> _Activity_
Please output the line that contains "Convert this screenshot" and all later lines of the material, exactly, through the end.
***** Provided data
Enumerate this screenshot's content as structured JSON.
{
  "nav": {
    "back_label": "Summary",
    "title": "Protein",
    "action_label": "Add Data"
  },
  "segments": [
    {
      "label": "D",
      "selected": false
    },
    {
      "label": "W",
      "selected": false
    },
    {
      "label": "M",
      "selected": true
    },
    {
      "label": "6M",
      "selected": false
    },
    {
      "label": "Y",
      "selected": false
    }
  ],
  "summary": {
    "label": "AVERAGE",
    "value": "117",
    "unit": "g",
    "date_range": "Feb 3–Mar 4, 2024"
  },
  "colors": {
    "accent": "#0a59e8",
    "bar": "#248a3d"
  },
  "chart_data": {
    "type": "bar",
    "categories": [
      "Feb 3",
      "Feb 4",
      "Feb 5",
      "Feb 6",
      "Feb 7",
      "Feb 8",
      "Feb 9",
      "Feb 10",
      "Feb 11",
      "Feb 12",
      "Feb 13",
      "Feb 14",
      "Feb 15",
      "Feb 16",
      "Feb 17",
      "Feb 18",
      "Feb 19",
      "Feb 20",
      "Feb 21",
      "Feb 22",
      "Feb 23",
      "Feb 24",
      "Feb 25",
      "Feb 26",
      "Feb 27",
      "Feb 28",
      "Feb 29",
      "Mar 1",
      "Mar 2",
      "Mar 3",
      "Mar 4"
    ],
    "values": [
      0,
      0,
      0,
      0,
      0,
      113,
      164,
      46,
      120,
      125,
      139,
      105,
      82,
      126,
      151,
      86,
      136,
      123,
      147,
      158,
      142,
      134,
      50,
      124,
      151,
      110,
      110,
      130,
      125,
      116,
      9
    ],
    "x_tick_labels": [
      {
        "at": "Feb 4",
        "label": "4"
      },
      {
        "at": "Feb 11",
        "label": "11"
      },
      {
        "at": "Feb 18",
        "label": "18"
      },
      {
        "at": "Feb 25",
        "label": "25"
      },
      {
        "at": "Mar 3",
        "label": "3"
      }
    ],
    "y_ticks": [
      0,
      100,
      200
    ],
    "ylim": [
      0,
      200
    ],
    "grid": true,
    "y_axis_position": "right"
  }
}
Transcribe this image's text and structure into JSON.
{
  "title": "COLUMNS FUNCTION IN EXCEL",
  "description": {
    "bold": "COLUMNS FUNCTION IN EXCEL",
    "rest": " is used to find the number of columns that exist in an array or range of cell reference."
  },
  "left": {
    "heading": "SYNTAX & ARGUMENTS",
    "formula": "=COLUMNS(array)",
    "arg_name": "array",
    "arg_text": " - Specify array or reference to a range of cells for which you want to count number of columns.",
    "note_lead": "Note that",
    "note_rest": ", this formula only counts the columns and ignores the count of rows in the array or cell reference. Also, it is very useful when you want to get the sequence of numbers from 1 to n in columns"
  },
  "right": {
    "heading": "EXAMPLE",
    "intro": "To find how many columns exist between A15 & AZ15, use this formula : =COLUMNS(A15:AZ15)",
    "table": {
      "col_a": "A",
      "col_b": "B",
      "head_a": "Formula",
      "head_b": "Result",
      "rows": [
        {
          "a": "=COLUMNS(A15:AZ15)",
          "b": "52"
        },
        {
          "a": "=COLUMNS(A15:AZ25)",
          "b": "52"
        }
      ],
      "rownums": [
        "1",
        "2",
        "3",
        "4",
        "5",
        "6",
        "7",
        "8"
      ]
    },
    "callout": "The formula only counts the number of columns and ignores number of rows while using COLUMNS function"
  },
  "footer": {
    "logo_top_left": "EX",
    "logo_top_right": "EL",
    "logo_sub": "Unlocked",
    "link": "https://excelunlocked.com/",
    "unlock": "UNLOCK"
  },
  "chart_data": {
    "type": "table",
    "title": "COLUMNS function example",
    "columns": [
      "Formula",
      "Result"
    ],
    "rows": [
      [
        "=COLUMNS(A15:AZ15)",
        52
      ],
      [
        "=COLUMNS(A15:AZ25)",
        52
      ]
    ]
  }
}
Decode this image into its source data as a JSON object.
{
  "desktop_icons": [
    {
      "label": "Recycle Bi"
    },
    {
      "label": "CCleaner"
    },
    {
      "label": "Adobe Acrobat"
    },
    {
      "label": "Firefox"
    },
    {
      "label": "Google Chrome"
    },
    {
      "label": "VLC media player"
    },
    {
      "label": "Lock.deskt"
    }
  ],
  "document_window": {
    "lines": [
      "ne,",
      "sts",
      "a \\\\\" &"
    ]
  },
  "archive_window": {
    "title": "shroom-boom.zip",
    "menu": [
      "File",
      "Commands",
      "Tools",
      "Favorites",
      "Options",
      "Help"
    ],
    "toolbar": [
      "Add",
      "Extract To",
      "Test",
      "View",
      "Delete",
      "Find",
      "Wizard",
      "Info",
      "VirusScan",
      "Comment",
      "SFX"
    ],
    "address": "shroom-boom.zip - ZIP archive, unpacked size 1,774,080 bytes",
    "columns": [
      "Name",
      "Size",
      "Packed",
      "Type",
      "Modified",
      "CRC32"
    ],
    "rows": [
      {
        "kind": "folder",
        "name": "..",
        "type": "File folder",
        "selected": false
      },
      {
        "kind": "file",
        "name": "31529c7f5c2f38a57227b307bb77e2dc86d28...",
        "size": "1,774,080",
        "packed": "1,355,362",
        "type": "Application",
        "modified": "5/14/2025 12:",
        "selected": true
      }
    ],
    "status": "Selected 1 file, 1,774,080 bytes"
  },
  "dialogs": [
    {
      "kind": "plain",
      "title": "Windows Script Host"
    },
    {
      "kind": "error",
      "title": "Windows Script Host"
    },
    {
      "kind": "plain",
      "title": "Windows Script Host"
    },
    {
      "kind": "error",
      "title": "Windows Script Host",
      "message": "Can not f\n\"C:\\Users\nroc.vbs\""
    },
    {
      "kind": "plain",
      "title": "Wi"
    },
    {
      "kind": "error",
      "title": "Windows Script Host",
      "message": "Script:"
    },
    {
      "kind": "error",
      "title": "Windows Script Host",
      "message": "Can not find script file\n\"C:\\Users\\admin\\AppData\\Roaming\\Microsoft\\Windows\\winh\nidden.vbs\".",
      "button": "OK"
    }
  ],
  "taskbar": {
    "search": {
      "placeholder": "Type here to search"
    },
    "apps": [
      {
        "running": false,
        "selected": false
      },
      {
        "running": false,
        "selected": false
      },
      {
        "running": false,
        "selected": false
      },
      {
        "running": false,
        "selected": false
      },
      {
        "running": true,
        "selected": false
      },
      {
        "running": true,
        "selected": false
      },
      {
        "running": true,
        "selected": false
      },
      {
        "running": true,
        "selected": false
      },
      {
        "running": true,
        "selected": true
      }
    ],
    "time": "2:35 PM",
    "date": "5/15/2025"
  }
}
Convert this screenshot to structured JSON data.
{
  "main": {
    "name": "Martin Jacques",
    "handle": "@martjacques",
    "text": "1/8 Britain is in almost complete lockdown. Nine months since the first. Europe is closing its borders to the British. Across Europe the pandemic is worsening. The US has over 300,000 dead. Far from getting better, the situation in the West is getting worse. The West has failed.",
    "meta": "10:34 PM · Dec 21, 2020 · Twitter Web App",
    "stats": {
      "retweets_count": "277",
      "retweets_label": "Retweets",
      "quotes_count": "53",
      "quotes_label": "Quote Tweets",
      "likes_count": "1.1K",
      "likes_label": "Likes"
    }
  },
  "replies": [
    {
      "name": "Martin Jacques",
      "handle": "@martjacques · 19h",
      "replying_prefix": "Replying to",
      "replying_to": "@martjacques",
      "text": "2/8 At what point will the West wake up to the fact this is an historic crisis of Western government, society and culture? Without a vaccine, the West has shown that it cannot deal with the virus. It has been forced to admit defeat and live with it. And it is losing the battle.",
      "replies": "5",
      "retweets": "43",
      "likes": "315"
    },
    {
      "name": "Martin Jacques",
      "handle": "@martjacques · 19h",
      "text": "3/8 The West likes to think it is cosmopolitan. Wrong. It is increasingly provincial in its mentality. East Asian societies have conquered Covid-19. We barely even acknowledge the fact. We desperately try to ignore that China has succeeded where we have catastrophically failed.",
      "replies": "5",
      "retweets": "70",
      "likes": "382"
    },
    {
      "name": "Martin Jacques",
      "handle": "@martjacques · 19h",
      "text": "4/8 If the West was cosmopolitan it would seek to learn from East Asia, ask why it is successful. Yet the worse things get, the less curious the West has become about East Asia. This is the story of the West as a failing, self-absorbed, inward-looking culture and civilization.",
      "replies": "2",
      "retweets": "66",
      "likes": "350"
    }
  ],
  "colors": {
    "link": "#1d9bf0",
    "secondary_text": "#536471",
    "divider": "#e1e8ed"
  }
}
**********
> _Solution for this task_
Convert this screenshot to structured JSON data.
{
  "main": {
    "name": "Martin Jacques",
    "handle": "@martjacques",
    "text": "1/8 Britain is in almost complete lockdown. Nine months since the first. Europe is closing its borders to the British. Across Europe the pandemic is worsening. The US has over 300,000 dead. Far from getting better, the situation in the West is getting worse. The West has failed.",
    "meta": "10:34 PM · Dec 21, 2020 · Twitter Web App",
    "stats": {
      "retweets_count": "277",
      "retweets_label": "Retweets",
      "quotes_count": "53",
      "quotes_label": "Quote Tweets",
      "likes_count": "1.1K",
      "likes_label": "Likes"
    }
  },
  "replies": [
    {
      "name": "Martin Jacques",
      "handle": "@martjacques · 19h",
      "replying_prefix": "Replying to",
      "replying_to": "@martjacques",
      "text": "2/8 At what point will the West wake up to the fact this is an historic crisis of Western government, society and culture? Without a vaccine, the West has shown that it cannot deal with the virus. It has been forced to admit defeat and live with it. And it is losing the battle.",
      "replies": "5",
      "retweets": "43",
      "likes": "315"
    },
    {
      "name": "Martin Jacques",
      "handle": "@martjacques · 19h",
      "text": "3/8 The West likes to think it is cosmopolitan. Wrong. It is increasingly provincial in its mentality. East Asian societies have conquered Covid-19. We barely even acknowledge the fact. We desperately try to ignore that China has succeeded where we have catastrophically failed.",
      "replies": "5",
      "retweets": "70",
      "likes": "382"
    },
    {
      "name": "Martin Jacques",
      "handle": "@martjacques · 19h",
      "text": "4/8 If the West was cosmopolitan it would seek to learn from East Asia, ask why it is successful. Yet the worse things get, the less curious the West has become about East Asia. This is the story of the West as a failing, self-absorbed, inward-looking culture and civilization.",
      "replies": "2",
      "retweets": "66",
      "likes": "350"
    }
  ],
  "colors": {
    "link": "#1d9bf0",
    "secondary_text": "#536471",
    "divider": "#e1e8ed"
  }
}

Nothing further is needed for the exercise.